- [Task objective] Reproduce the listing exactly, with no pictures in your copy.

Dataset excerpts
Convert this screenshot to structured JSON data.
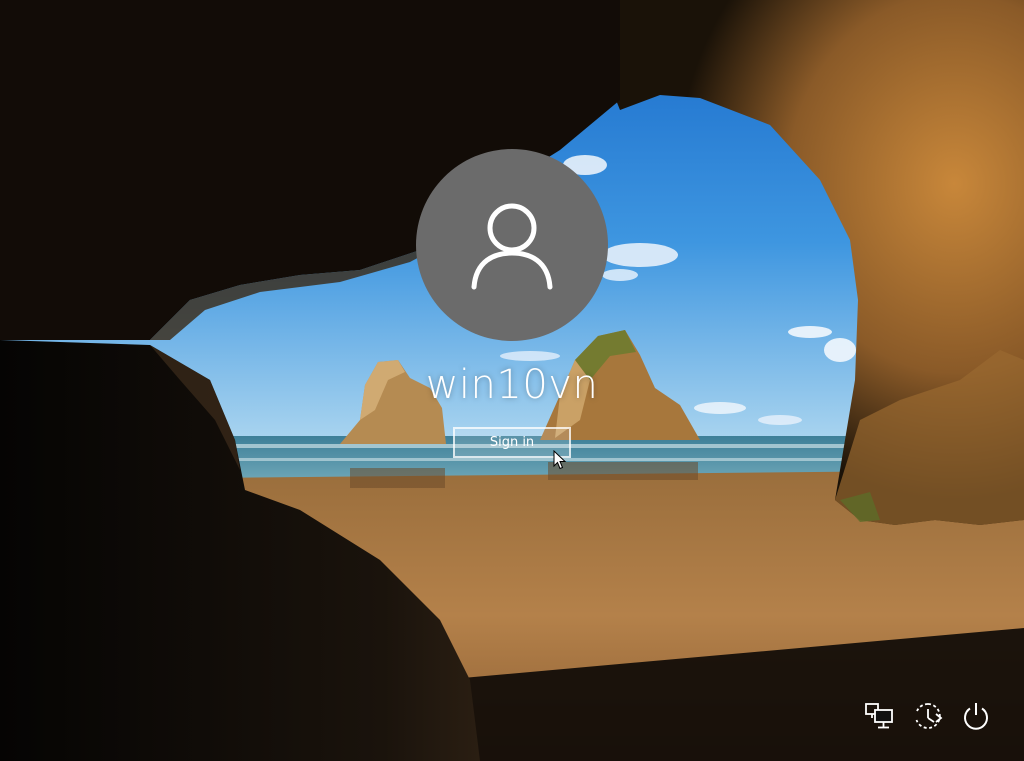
{
  "lock_screen": {
    "username": "win10vn",
    "sign_in_label": "Sign in"
  },
  "icons": {
    "avatar": "user-silhouette-icon",
    "network": "network-icon",
    "ease_of_access": "ease-of-access-icon",
    "power": "power-icon"
  },
  "colors": {
    "avatar_bg": "#6b6b6b",
    "text": "#ffffff"
  }
}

- [Output of the task]
Convert this screenshot to structured JSON data.
{
  "lock_screen": {
    "username": "win10vn",
    "sign_in_label": "Sign in"
  },
  "icons": {
    "avatar": "user-silhouette-icon",
    "network": "network-icon",
    "ease_of_access": "ease-of-access-icon",
    "power": "power-icon"
  },
  "colors": {
    "avatar_bg": "#6b6b6b",
    "text": "#ffffff"
  }
}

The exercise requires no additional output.